**Short exercise**
Reproduce the listing exactly and skip over any pictures.
## Start Provided information
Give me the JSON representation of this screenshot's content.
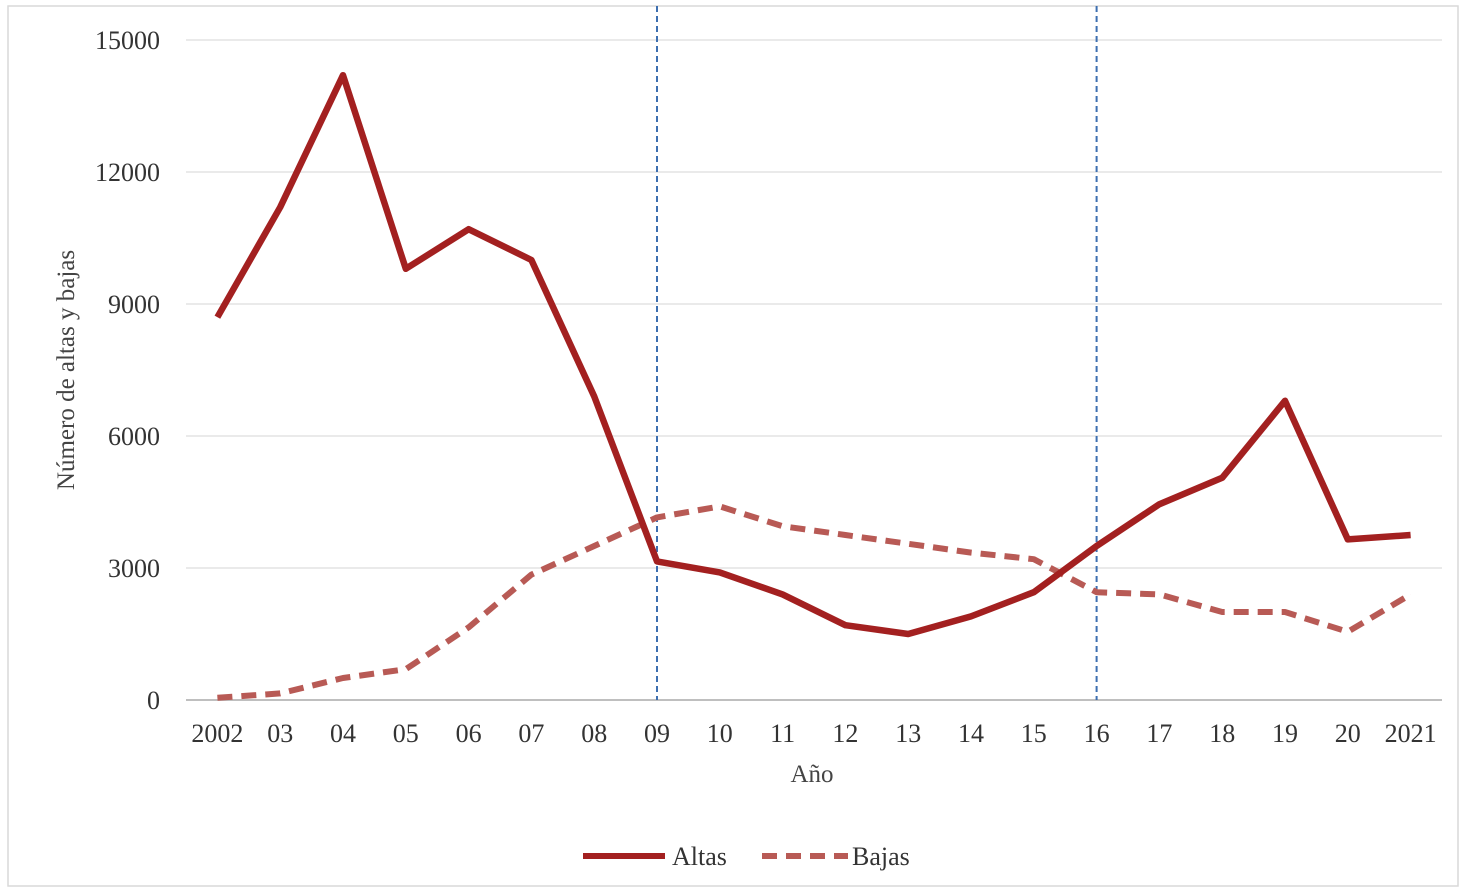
{
  "chart_data": {
    "type": "line",
    "title": "",
    "xlabel": "Año",
    "ylabel": "Número de altas y bajas",
    "x_ticks": [
      "2002",
      "03",
      "04",
      "05",
      "06",
      "07",
      "08",
      "09",
      "10",
      "11",
      "12",
      "13",
      "14",
      "15",
      "16",
      "17",
      "18",
      "19",
      "20",
      "2021"
    ],
    "y_ticks": [
      "0",
      "3000",
      "6000",
      "9000",
      "12000",
      "15000"
    ],
    "ylim": [
      0,
      15000
    ],
    "grid": "horizontal",
    "legend": "bottom-center",
    "vertical_markers": [
      "09",
      "16"
    ],
    "series": [
      {
        "name": "Altas",
        "style": "solid",
        "color": "#a32020",
        "values": [
          8700,
          11200,
          14200,
          9800,
          10700,
          10000,
          6900,
          3150,
          2900,
          2400,
          1700,
          1500,
          1900,
          2450,
          3500,
          4450,
          5050,
          6800,
          3650,
          3750
        ]
      },
      {
        "name": "Bajas",
        "style": "dashed",
        "color": "#b85a55",
        "values": [
          50,
          150,
          500,
          700,
          1650,
          2850,
          3500,
          4150,
          4400,
          3950,
          3750,
          3550,
          3350,
          3200,
          2450,
          2400,
          2000,
          2000,
          1550,
          2400
        ]
      }
    ]
  }
}
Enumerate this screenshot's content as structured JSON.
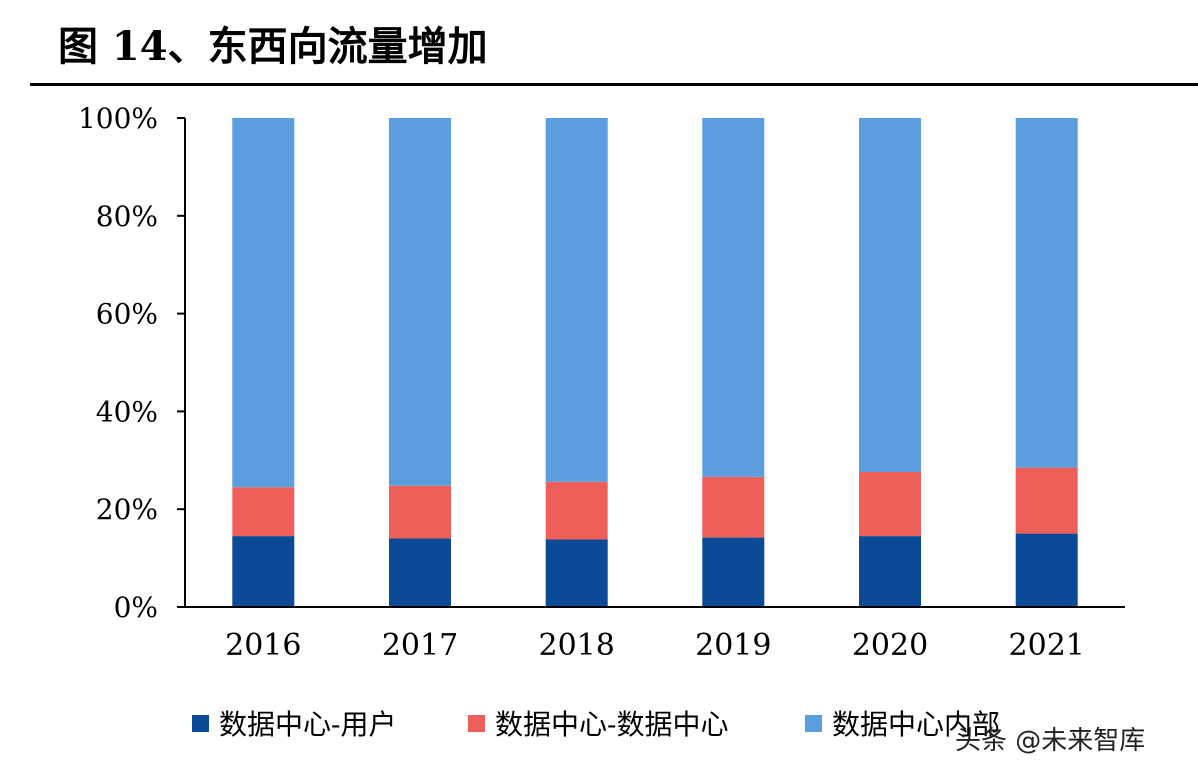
{
  "figure": {
    "title": "图 14、东西向流量增加",
    "watermark": "头条 @未来智库"
  },
  "chart_data": {
    "type": "bar",
    "stacked": true,
    "title": "图 14、东西向流量增加",
    "categories": [
      "2016",
      "2017",
      "2018",
      "2019",
      "2020",
      "2021"
    ],
    "series": [
      {
        "name": "数据中心-用户",
        "color": "#0B4A97",
        "values": [
          14.5,
          14.0,
          13.8,
          14.2,
          14.5,
          15.0
        ]
      },
      {
        "name": "数据中心-数据中心",
        "color": "#EF5F5A",
        "values": [
          10.0,
          10.8,
          11.8,
          12.4,
          13.1,
          13.5
        ]
      },
      {
        "name": "数据中心内部",
        "color": "#5B9EE0",
        "values": [
          75.5,
          75.2,
          74.4,
          73.4,
          72.4,
          71.5
        ]
      }
    ],
    "y_ticks": [
      "0%",
      "20%",
      "40%",
      "60%",
      "80%",
      "100%"
    ],
    "ylim": [
      0,
      100
    ],
    "y_unit": "%",
    "grid": false,
    "legend_position": "bottom"
  }
}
## End Provided information
**Reply**
Give me the JSON representation of this screenshot's content.
{
  "chart_data": {
    "type": "line",
    "title": "",
    "xlabel": "Año",
    "ylabel": "Número de altas y bajas",
    "x_ticks": [
      "2002",
      "03",
      "04",
      "05",
      "06",
      "07",
      "08",
      "09",
      "10",
      "11",
      "12",
      "13",
      "14",
      "15",
      "16",
      "17",
      "18",
      "19",
      "20",
      "2021"
    ],
    "y_ticks": [
      "0",
      "3000",
      "6000",
      "9000",
      "12000",
      "15000"
    ],
    "ylim": [
      0,
      15000
    ],
    "grid": "horizontal",
    "legend": "bottom-center",
    "vertical_markers": [
      "09",
      "16"
    ],
    "series": [
      {
        "name": "Altas",
        "style": "solid",
        "color": "#a32020",
        "values": [
          8700,
          11200,
          14200,
          9800,
          10700,
          10000,
          6900,
          3150,
          2900,
          2400,
          1700,
          1500,
          1900,
          2450,
          3500,
          4450,
          5050,
          6800,
          3650,
          3750
        ]
      },
      {
        "name": "Bajas",
        "style": "dashed",
        "color": "#b85a55",
        "values": [
          50,
          150,
          500,
          700,
          1650,
          2850,
          3500,
          4150,
          4400,
          3950,
          3750,
          3550,
          3350,
          3200,
          2450,
          2400,
          2000,
          2000,
          1550,
          2400
        ]
      }
    ]
  }
}
Enumerate this screenshot's content as structured JSON.
{
  "figure": {
    "title": "图 14、东西向流量增加",
    "watermark": "头条 @未来智库"
  },
  "chart_data": {
    "type": "bar",
    "stacked": true,
    "title": "图 14、东西向流量增加",
    "categories": [
      "2016",
      "2017",
      "2018",
      "2019",
      "2020",
      "2021"
    ],
    "series": [
      {
        "name": "数据中心-用户",
        "color": "#0B4A97",
        "values": [
          14.5,
          14.0,
          13.8,
          14.2,
          14.5,
          15.0
        ]
      },
      {
        "name": "数据中心-数据中心",
        "color": "#EF5F5A",
        "values": [
          10.0,
          10.8,
          11.8,
          12.4,
          13.1,
          13.5
        ]
      },
      {
        "name": "数据中心内部",
        "color": "#5B9EE0",
        "values": [
          75.5,
          75.2,
          74.4,
          73.4,
          72.4,
          71.5
        ]
      }
    ],
    "y_ticks": [
      "0%",
      "20%",
      "40%",
      "60%",
      "80%",
      "100%"
    ],
    "ylim": [
      0,
      100
    ],
    "y_unit": "%",
    "grid": false,
    "legend_position": "bottom"
  }
}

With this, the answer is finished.